» Your instructions:
Locate the string "well" in the listing below. Copy every line where it is found.
§
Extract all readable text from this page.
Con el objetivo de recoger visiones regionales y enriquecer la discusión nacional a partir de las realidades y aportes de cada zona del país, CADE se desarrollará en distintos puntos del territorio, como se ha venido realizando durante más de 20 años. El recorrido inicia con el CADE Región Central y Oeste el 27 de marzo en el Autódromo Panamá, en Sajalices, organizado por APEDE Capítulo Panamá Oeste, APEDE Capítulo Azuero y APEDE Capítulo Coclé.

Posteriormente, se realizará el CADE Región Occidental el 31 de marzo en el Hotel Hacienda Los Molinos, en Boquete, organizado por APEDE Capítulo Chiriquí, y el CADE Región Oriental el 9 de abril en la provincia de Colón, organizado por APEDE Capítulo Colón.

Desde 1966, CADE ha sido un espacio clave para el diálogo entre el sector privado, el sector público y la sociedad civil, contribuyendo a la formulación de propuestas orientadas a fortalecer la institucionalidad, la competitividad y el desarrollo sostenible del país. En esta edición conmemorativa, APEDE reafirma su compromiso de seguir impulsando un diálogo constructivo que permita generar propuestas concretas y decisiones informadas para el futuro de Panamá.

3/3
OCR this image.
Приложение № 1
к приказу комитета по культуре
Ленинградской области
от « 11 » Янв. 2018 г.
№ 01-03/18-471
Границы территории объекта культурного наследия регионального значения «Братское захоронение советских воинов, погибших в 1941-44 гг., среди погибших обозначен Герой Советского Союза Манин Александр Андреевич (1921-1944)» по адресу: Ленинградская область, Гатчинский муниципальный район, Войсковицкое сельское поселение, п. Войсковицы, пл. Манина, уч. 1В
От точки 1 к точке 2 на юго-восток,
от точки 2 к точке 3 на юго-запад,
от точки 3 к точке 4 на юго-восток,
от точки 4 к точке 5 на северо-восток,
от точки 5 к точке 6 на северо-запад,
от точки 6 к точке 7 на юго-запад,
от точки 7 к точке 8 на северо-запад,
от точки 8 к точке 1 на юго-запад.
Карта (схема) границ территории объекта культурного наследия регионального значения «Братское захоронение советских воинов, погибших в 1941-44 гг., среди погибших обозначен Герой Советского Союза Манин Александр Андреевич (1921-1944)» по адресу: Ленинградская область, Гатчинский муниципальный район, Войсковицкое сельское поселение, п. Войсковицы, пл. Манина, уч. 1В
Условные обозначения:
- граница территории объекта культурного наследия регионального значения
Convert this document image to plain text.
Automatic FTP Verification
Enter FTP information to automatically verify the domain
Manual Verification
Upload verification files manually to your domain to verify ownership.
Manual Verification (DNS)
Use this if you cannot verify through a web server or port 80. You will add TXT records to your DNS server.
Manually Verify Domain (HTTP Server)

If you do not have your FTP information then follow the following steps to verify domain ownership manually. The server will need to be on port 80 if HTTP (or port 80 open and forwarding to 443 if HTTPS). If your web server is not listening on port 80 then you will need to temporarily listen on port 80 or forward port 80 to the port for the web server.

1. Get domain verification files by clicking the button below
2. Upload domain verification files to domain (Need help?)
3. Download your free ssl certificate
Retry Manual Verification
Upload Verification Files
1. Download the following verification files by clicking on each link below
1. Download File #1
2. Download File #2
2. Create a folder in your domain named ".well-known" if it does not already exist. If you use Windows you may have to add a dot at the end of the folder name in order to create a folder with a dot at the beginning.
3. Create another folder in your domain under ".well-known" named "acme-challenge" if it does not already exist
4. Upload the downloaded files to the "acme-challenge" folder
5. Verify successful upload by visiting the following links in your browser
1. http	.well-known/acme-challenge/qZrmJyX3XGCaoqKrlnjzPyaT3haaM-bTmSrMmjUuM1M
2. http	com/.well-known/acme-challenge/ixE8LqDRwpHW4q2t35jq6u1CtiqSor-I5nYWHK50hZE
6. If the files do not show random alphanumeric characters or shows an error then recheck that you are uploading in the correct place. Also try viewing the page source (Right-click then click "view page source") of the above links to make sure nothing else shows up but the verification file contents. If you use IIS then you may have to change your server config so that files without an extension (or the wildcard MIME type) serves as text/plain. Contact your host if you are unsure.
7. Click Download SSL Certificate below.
§
» Answer for the task:
2. Create a folder in your domain named ".well-known" if it does not already exist. If you use Windows you may have to add a dot at the end of the folder name in order to create a folder with a dot at the beginning.
3. Create another folder in your domain under ".well-known" named "acme-challenge" if it does not already exist
1. http	.well-known/acme-challenge/qZrmJyX3XGCaoqKrlnjzPyaT3haaM-bTmSrMmjUuM1M
2. http	com/.well-known/acme-challenge/ixE8LqDRwpHW4q2t35jq6u1CtiqSor-I5nYWHK50hZE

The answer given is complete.